→ Goal
The records below must be copied in full; omit the images.

→ The records
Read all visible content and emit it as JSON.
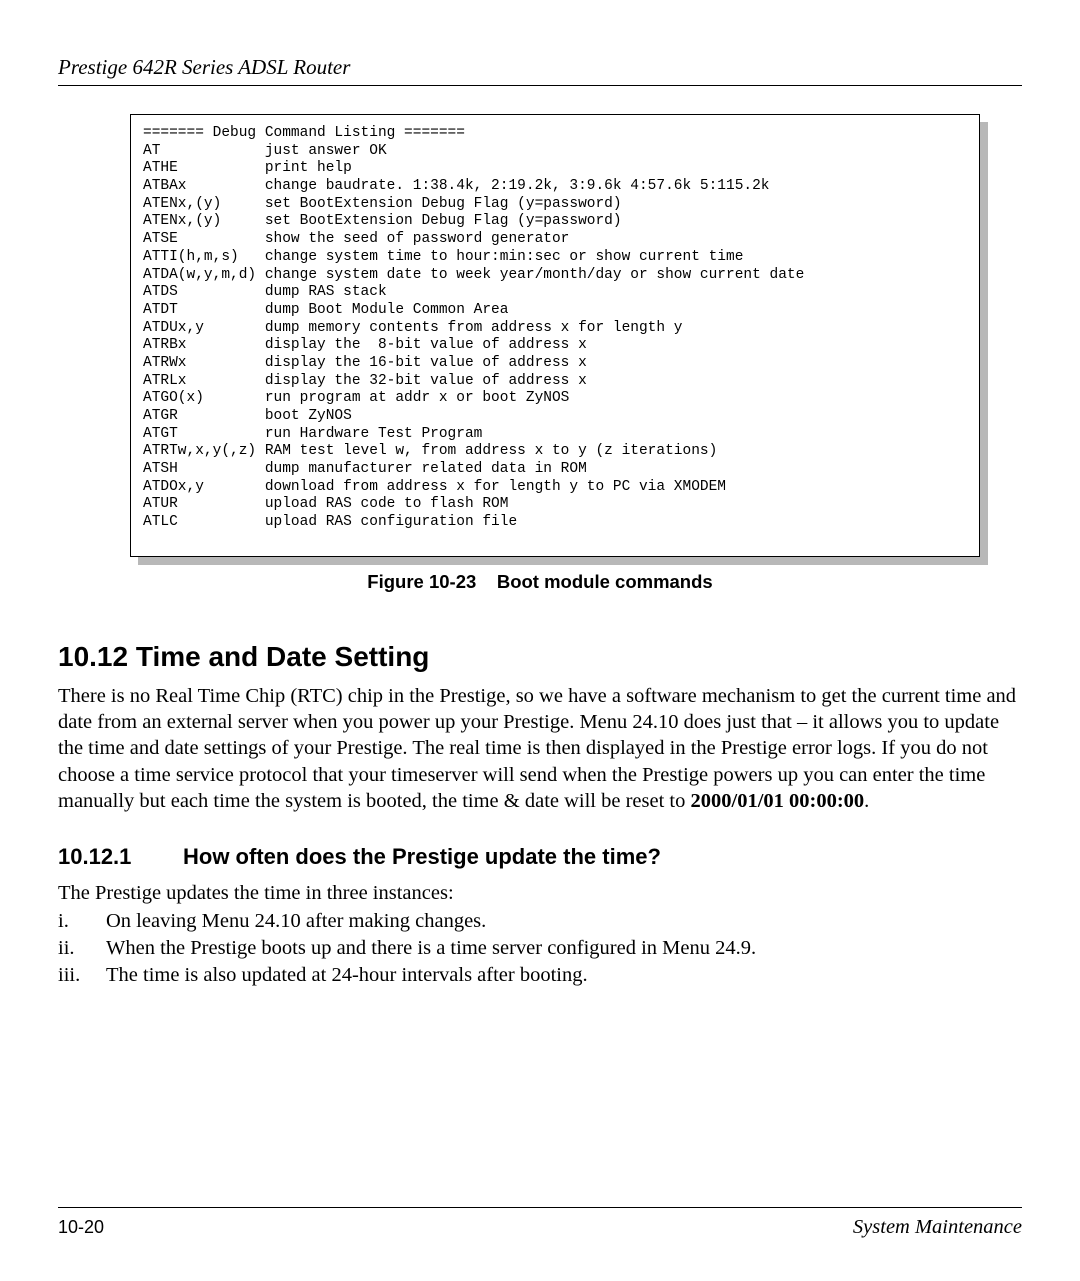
{
  "header": {
    "title": "Prestige 642R Series ADSL Router"
  },
  "code": {
    "heading": "======= Debug Command Listing =======",
    "rows": [
      {
        "cmd": "AT",
        "desc": "just answer OK"
      },
      {
        "cmd": "ATHE",
        "desc": "print help"
      },
      {
        "cmd": "ATBAx",
        "desc": "change baudrate. 1:38.4k, 2:19.2k, 3:9.6k 4:57.6k 5:115.2k"
      },
      {
        "cmd": "ATENx,(y)",
        "desc": "set BootExtension Debug Flag (y=password)"
      },
      {
        "cmd": "ATENx,(y)",
        "desc": "set BootExtension Debug Flag (y=password)"
      },
      {
        "cmd": "ATSE",
        "desc": "show the seed of password generator"
      },
      {
        "cmd": "ATTI(h,m,s)",
        "desc": "change system time to hour:min:sec or show current time"
      },
      {
        "cmd": "ATDA(w,y,m,d)",
        "desc": "change system date to week year/month/day or show current date"
      },
      {
        "cmd": "ATDS",
        "desc": "dump RAS stack"
      },
      {
        "cmd": "ATDT",
        "desc": "dump Boot Module Common Area"
      },
      {
        "cmd": "ATDUx,y",
        "desc": "dump memory contents from address x for length y"
      },
      {
        "cmd": "ATRBx",
        "desc": "display the  8-bit value of address x"
      },
      {
        "cmd": "ATRWx",
        "desc": "display the 16-bit value of address x"
      },
      {
        "cmd": "ATRLx",
        "desc": "display the 32-bit value of address x"
      },
      {
        "cmd": "ATGO(x)",
        "desc": "run program at addr x or boot ZyNOS"
      },
      {
        "cmd": "ATGR",
        "desc": "boot ZyNOS"
      },
      {
        "cmd": "ATGT",
        "desc": "run Hardware Test Program"
      },
      {
        "cmd": "ATRTw,x,y(,z)",
        "desc": "RAM test level w, from address x to y (z iterations)"
      },
      {
        "cmd": "ATSH",
        "desc": "dump manufacturer related data in ROM"
      },
      {
        "cmd": "ATDOx,y",
        "desc": "download from address x for length y to PC via XMODEM"
      },
      {
        "cmd": "ATUR",
        "desc": "upload RAS code to flash ROM"
      },
      {
        "cmd": "ATLC",
        "desc": "upload RAS configuration file"
      }
    ]
  },
  "figure": {
    "label": "Figure 10-23",
    "title": "Boot module commands"
  },
  "section": {
    "number": "10.12",
    "title": "Time and Date Setting",
    "para_before_bold": "There is no Real Time Chip (RTC) chip in the Prestige, so we have a software mechanism to get the current time and date from an external server when you power up your Prestige. Menu 24.10 does just that – it allows you to update the time and date settings of your Prestige. The real time is then displayed in the Prestige error logs. If you do not choose a time service protocol that your timeserver will send when the Prestige powers up you can enter the time manually but each time the system is booted, the time & date will be reset to ",
    "bold_value": "2000/01/01 00:00:00",
    "para_after_bold": "."
  },
  "subsection": {
    "number": "10.12.1",
    "title": "How often does the Prestige update the time?",
    "intro": "The Prestige updates the time in three instances:",
    "items": [
      {
        "marker": "i.",
        "text": "On leaving Menu 24.10 after making changes."
      },
      {
        "marker": "ii.",
        "text": "When the Prestige boots up and there is a time server configured in Menu 24.9."
      },
      {
        "marker": "iii.",
        "text": "The time is also updated at 24-hour intervals after booting."
      }
    ]
  },
  "footer": {
    "page": "10-20",
    "right": "System Maintenance"
  }
}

→ Response to the exercise
Read all visible content and emit it as JSON.
{
  "header": {
    "title": "Prestige 642R Series ADSL Router"
  },
  "code": {
    "heading": "======= Debug Command Listing =======",
    "rows": [
      {
        "cmd": "AT",
        "desc": "just answer OK"
      },
      {
        "cmd": "ATHE",
        "desc": "print help"
      },
      {
        "cmd": "ATBAx",
        "desc": "change baudrate. 1:38.4k, 2:19.2k, 3:9.6k 4:57.6k 5:115.2k"
      },
      {
        "cmd": "ATENx,(y)",
        "desc": "set BootExtension Debug Flag (y=password)"
      },
      {
        "cmd": "ATENx,(y)",
        "desc": "set BootExtension Debug Flag (y=password)"
      },
      {
        "cmd": "ATSE",
        "desc": "show the seed of password generator"
      },
      {
        "cmd": "ATTI(h,m,s)",
        "desc": "change system time to hour:min:sec or show current time"
      },
      {
        "cmd": "ATDA(w,y,m,d)",
        "desc": "change system date to week year/month/day or show current date"
      },
      {
        "cmd": "ATDS",
        "desc": "dump RAS stack"
      },
      {
        "cmd": "ATDT",
        "desc": "dump Boot Module Common Area"
      },
      {
        "cmd": "ATDUx,y",
        "desc": "dump memory contents from address x for length y"
      },
      {
        "cmd": "ATRBx",
        "desc": "display the  8-bit value of address x"
      },
      {
        "cmd": "ATRWx",
        "desc": "display the 16-bit value of address x"
      },
      {
        "cmd": "ATRLx",
        "desc": "display the 32-bit value of address x"
      },
      {
        "cmd": "ATGO(x)",
        "desc": "run program at addr x or boot ZyNOS"
      },
      {
        "cmd": "ATGR",
        "desc": "boot ZyNOS"
      },
      {
        "cmd": "ATGT",
        "desc": "run Hardware Test Program"
      },
      {
        "cmd": "ATRTw,x,y(,z)",
        "desc": "RAM test level w, from address x to y (z iterations)"
      },
      {
        "cmd": "ATSH",
        "desc": "dump manufacturer related data in ROM"
      },
      {
        "cmd": "ATDOx,y",
        "desc": "download from address x for length y to PC via XMODEM"
      },
      {
        "cmd": "ATUR",
        "desc": "upload RAS code to flash ROM"
      },
      {
        "cmd": "ATLC",
        "desc": "upload RAS configuration file"
      }
    ]
  },
  "figure": {
    "label": "Figure 10-23",
    "title": "Boot module commands"
  },
  "section": {
    "number": "10.12",
    "title": "Time and Date Setting",
    "para_before_bold": "There is no Real Time Chip (RTC) chip in the Prestige, so we have a software mechanism to get the current time and date from an external server when you power up your Prestige. Menu 24.10 does just that – it allows you to update the time and date settings of your Prestige. The real time is then displayed in the Prestige error logs. If you do not choose a time service protocol that your timeserver will send when the Prestige powers up you can enter the time manually but each time the system is booted, the time & date will be reset to ",
    "bold_value": "2000/01/01 00:00:00",
    "para_after_bold": "."
  },
  "subsection": {
    "number": "10.12.1",
    "title": "How often does the Prestige update the time?",
    "intro": "The Prestige updates the time in three instances:",
    "items": [
      {
        "marker": "i.",
        "text": "On leaving Menu 24.10 after making changes."
      },
      {
        "marker": "ii.",
        "text": "When the Prestige boots up and there is a time server configured in Menu 24.9."
      },
      {
        "marker": "iii.",
        "text": "The time is also updated at 24-hour intervals after booting."
      }
    ]
  },
  "footer": {
    "page": "10-20",
    "right": "System Maintenance"
  }
}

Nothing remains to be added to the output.